(A run of records)
⁂

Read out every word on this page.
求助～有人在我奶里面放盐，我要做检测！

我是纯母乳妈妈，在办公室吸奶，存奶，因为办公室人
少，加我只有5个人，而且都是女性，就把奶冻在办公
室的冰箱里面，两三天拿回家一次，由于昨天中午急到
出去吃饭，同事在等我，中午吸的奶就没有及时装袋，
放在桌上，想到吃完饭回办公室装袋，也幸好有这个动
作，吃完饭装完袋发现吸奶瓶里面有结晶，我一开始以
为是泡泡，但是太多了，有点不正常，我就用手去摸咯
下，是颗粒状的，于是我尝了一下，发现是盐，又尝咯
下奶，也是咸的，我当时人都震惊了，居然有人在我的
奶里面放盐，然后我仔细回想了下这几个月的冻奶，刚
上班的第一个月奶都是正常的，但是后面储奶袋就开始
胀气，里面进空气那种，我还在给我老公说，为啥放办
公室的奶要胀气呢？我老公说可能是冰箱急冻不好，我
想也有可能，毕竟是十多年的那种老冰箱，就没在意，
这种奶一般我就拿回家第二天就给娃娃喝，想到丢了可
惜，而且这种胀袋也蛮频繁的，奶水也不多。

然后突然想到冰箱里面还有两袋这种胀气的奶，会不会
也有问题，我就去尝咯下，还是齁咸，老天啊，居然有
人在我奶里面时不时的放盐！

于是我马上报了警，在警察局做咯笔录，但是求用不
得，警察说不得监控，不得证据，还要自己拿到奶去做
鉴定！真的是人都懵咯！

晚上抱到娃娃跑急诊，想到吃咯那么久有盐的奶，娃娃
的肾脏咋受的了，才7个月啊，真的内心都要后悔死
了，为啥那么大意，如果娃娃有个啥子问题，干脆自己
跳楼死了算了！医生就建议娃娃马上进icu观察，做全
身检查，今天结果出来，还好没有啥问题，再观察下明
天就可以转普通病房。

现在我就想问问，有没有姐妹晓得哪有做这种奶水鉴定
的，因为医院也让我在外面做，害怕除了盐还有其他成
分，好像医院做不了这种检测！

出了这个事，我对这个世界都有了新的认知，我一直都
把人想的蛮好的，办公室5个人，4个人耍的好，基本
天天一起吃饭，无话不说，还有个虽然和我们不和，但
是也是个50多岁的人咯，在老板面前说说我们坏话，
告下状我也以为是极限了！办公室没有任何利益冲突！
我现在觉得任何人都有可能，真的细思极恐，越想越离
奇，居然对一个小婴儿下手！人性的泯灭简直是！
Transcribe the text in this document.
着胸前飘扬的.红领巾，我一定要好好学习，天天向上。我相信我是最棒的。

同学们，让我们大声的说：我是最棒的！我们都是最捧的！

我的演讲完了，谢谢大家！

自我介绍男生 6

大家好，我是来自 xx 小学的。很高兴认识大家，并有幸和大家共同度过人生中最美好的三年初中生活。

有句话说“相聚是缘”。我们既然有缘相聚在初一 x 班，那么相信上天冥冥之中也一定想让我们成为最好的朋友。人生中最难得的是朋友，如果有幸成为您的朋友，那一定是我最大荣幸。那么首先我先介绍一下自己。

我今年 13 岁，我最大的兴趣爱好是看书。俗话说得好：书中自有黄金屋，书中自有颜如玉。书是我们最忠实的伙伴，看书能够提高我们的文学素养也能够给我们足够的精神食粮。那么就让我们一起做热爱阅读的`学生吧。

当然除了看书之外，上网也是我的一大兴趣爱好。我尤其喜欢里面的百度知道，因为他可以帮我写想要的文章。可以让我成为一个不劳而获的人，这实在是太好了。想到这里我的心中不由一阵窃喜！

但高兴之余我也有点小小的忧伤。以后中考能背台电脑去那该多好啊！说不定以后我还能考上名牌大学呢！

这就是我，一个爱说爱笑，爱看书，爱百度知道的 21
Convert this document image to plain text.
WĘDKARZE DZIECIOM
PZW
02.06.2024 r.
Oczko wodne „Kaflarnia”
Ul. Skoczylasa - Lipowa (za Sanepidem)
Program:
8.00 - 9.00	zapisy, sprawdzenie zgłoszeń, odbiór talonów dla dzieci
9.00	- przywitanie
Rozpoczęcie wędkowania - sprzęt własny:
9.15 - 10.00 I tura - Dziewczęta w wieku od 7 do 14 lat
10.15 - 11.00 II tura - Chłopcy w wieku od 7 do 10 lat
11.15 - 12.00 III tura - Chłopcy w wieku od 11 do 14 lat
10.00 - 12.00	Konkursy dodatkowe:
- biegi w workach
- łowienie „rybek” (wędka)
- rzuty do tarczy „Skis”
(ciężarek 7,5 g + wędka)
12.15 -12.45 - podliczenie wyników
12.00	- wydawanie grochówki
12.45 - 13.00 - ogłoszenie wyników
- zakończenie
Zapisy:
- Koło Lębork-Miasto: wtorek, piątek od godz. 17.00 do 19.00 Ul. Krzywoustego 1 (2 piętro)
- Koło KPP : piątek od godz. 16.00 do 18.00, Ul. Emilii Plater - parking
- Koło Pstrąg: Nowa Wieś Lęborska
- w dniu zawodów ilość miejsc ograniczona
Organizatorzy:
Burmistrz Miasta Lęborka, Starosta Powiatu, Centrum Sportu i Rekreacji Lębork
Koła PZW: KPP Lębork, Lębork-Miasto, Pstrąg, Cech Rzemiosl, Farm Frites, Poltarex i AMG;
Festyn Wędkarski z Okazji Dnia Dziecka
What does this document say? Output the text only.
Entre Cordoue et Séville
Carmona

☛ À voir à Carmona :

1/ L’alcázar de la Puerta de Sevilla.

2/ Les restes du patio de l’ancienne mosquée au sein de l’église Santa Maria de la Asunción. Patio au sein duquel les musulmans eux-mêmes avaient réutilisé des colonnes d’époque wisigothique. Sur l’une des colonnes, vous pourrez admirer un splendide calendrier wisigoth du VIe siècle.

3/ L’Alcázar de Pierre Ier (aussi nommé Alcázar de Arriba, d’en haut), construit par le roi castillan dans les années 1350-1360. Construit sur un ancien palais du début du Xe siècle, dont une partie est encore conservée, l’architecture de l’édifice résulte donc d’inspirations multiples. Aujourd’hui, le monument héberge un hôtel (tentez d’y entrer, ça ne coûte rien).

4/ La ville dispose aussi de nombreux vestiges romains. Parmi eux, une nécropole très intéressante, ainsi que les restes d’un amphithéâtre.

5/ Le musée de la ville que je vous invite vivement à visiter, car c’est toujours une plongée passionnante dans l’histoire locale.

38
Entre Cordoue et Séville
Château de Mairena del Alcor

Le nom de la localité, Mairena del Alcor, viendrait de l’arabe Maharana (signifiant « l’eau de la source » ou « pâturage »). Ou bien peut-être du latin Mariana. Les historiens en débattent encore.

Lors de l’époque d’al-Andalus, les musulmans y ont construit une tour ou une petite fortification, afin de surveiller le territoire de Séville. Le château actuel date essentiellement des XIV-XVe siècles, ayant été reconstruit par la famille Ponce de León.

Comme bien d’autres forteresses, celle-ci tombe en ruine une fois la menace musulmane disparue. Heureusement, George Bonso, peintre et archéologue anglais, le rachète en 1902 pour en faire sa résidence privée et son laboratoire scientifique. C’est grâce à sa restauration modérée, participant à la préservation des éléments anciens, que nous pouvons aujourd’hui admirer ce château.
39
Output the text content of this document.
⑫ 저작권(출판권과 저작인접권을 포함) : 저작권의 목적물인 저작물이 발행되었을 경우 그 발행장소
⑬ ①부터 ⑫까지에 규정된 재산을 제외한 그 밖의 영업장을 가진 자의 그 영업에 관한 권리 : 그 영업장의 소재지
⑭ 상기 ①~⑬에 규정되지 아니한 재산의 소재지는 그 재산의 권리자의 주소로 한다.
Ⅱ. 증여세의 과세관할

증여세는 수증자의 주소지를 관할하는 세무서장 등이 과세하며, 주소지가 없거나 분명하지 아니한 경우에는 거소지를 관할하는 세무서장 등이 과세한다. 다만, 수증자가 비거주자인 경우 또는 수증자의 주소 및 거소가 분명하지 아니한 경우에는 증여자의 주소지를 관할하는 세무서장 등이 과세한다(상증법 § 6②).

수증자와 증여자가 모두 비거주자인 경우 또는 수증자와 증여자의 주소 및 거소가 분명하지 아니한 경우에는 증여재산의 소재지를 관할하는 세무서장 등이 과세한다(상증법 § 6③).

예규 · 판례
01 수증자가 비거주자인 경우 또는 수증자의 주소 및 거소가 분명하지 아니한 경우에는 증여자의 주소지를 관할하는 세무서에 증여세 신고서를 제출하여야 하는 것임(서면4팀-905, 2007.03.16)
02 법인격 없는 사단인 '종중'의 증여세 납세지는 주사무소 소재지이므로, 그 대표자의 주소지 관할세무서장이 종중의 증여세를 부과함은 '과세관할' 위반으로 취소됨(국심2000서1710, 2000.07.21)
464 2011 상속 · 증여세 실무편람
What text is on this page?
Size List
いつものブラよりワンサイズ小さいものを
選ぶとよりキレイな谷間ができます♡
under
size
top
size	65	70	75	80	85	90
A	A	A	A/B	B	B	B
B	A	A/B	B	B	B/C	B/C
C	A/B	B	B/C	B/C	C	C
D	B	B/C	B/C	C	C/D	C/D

⁂

WHAT YOU ARE ASKED TO DO - Take the line holding "What text is on this page?" and all lines after it through the end of the data, and set them down exactly.

TASK ANSWER -
What text is on this page?
Size List
いつものブラよりワンサイズ小さいものを
選ぶとよりキレイな谷間ができます♡
under
size
top
size	65	70	75	80	85	90
A	A	A	A/B	B	B	B
B	A	A/B	B	B	B/C	B/C
C	A/B	B	B/C	B/C	C	C
D	B	B/C	B/C	C	C/D	C/D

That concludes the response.